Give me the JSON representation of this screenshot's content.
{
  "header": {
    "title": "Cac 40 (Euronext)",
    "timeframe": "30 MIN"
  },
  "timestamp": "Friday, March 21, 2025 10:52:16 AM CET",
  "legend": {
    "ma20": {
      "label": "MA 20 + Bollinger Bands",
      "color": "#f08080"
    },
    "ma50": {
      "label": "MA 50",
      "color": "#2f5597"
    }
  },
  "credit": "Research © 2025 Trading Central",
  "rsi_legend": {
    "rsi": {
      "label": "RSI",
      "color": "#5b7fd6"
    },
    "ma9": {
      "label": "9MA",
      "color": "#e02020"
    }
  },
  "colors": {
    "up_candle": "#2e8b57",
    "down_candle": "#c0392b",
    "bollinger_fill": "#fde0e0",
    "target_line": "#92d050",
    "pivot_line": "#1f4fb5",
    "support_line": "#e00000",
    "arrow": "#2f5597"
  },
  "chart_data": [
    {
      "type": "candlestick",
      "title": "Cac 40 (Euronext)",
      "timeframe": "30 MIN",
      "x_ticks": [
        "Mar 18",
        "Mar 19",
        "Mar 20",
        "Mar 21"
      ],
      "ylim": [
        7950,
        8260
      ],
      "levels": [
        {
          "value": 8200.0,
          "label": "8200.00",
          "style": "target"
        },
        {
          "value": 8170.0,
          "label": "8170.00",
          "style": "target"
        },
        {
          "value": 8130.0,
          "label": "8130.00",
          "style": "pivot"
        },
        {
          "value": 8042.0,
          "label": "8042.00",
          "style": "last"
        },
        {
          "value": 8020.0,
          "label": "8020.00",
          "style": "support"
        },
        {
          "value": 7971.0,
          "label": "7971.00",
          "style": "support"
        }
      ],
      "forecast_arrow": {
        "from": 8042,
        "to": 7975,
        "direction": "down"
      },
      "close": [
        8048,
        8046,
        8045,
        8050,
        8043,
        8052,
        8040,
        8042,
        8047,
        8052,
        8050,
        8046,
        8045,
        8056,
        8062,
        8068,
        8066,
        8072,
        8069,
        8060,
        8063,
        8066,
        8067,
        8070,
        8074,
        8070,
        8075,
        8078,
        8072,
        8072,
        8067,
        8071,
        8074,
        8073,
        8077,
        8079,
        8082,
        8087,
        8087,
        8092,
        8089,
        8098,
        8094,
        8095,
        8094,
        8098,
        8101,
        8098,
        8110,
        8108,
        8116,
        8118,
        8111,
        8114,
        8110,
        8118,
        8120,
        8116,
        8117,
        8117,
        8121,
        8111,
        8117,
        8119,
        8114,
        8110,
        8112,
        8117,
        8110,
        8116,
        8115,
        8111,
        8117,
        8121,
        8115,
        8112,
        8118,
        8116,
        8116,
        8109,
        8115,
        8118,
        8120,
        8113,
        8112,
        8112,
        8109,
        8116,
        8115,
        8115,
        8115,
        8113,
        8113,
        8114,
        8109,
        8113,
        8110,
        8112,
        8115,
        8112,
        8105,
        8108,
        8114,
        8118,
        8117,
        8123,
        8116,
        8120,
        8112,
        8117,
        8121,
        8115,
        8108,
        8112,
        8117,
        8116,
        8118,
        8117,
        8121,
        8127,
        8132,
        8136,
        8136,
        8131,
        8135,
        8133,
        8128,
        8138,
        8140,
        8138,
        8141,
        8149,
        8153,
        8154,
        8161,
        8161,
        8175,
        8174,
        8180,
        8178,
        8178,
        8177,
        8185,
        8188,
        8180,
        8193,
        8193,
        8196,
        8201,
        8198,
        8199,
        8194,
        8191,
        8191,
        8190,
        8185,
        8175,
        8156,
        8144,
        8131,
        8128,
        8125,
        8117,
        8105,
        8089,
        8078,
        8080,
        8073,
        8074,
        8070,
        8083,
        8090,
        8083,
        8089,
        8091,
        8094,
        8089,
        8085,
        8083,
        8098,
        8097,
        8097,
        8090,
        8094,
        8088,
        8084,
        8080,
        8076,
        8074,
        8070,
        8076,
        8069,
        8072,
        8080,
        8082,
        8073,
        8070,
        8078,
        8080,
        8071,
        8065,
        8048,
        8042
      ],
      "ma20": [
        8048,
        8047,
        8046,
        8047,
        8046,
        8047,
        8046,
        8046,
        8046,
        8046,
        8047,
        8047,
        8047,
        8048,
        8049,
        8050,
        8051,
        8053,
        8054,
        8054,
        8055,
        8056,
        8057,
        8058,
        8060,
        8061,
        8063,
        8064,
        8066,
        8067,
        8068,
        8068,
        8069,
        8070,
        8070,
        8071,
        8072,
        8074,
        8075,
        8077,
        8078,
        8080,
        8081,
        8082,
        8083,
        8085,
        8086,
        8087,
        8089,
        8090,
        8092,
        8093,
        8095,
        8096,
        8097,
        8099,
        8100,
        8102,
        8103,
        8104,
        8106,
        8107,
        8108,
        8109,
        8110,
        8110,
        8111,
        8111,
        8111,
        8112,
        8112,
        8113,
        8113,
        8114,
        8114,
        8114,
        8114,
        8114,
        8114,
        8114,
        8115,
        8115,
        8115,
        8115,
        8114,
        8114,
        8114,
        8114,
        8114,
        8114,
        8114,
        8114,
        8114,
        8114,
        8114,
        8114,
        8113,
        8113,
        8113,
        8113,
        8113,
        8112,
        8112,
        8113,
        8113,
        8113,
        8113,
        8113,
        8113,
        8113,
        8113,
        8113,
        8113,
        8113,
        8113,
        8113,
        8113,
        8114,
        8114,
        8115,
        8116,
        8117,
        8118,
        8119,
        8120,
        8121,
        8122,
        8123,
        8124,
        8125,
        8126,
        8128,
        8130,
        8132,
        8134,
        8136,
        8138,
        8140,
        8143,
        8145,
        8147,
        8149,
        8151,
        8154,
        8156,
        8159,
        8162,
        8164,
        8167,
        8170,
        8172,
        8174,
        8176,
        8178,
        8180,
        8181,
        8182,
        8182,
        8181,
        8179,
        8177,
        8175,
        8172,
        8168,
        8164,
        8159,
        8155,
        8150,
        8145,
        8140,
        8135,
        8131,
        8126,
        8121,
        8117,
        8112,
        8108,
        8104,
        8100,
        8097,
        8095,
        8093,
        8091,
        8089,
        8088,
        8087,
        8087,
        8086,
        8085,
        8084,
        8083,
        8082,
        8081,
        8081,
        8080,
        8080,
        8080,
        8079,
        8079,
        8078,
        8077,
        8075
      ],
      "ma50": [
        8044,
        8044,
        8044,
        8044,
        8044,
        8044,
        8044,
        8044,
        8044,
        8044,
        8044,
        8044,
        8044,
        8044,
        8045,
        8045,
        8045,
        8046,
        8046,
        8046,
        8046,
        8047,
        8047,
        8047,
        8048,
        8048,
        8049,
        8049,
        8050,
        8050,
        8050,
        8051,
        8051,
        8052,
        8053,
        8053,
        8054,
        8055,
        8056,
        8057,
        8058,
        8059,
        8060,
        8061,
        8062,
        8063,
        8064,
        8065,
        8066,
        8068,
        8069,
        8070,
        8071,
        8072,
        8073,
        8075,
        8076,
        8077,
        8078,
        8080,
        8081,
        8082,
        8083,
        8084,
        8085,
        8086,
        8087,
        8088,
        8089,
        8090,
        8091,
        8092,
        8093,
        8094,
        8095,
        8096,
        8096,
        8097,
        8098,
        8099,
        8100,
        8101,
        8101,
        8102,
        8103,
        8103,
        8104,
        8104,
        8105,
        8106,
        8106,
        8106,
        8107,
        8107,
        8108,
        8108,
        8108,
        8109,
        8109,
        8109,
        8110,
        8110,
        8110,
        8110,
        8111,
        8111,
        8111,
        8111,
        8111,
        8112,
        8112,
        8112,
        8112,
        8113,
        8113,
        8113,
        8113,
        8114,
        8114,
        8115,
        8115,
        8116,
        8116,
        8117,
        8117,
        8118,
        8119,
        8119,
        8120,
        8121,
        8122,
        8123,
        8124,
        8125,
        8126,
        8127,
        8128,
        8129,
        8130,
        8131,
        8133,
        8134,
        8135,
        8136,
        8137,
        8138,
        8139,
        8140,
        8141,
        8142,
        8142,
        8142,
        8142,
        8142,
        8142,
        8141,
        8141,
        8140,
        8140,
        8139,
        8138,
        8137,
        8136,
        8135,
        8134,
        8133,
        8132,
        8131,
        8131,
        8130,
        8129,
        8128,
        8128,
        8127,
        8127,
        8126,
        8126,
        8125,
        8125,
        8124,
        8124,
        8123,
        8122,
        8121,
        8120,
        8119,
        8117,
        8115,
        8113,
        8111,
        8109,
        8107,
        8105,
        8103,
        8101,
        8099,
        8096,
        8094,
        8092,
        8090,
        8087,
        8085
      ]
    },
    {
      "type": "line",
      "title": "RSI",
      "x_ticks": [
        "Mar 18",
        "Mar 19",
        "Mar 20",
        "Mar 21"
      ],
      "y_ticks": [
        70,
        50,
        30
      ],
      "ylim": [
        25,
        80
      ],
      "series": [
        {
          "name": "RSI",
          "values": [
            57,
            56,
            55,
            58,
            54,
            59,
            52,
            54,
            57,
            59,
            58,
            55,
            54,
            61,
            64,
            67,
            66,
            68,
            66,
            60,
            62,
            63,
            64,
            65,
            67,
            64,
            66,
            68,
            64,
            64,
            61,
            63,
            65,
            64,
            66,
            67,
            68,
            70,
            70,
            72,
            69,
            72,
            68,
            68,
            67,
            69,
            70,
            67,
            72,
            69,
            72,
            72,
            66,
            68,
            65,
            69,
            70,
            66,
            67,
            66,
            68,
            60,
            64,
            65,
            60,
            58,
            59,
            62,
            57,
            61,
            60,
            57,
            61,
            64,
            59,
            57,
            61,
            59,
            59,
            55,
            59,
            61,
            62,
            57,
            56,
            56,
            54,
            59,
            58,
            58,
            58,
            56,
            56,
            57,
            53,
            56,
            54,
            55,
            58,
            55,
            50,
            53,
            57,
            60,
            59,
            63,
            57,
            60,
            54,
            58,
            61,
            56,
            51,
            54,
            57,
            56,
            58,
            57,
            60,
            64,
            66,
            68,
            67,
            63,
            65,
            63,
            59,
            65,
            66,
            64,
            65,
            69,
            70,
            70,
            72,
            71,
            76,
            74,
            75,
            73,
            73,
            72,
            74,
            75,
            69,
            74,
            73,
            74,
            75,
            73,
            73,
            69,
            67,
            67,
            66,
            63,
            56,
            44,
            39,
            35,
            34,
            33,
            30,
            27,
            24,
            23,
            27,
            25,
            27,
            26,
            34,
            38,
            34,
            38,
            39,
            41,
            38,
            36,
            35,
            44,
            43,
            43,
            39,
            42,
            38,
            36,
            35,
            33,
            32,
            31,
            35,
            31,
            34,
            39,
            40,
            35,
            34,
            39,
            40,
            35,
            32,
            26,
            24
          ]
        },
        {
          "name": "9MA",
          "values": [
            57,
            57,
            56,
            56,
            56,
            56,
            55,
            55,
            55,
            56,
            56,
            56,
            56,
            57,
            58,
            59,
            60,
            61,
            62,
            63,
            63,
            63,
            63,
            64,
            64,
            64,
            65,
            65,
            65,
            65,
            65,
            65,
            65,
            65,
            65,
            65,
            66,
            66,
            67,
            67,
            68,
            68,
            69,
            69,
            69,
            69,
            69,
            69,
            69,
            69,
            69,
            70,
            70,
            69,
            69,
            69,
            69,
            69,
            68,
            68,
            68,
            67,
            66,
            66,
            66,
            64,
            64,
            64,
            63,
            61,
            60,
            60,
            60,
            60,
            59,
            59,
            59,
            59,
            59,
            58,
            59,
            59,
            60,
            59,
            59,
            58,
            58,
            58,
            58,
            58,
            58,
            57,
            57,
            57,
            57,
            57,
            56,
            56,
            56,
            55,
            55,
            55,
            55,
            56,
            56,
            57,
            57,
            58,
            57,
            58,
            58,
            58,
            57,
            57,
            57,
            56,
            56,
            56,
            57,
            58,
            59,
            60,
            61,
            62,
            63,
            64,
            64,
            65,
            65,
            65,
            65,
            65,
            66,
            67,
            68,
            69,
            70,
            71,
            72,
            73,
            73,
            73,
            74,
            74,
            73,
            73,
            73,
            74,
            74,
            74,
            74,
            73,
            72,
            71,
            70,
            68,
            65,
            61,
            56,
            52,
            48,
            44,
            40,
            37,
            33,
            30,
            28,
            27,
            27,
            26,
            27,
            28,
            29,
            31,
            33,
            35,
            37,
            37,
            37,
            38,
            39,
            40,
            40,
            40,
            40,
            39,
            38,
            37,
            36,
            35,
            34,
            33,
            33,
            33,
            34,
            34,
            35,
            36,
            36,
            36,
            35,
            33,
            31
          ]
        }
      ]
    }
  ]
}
..........
Where a line in the entries holds "Euronext", copy that line.

WORKED ANSWER:
    "title": "Cac 40 (Euronext)",
      "title": "Cac 40 (Euronext)",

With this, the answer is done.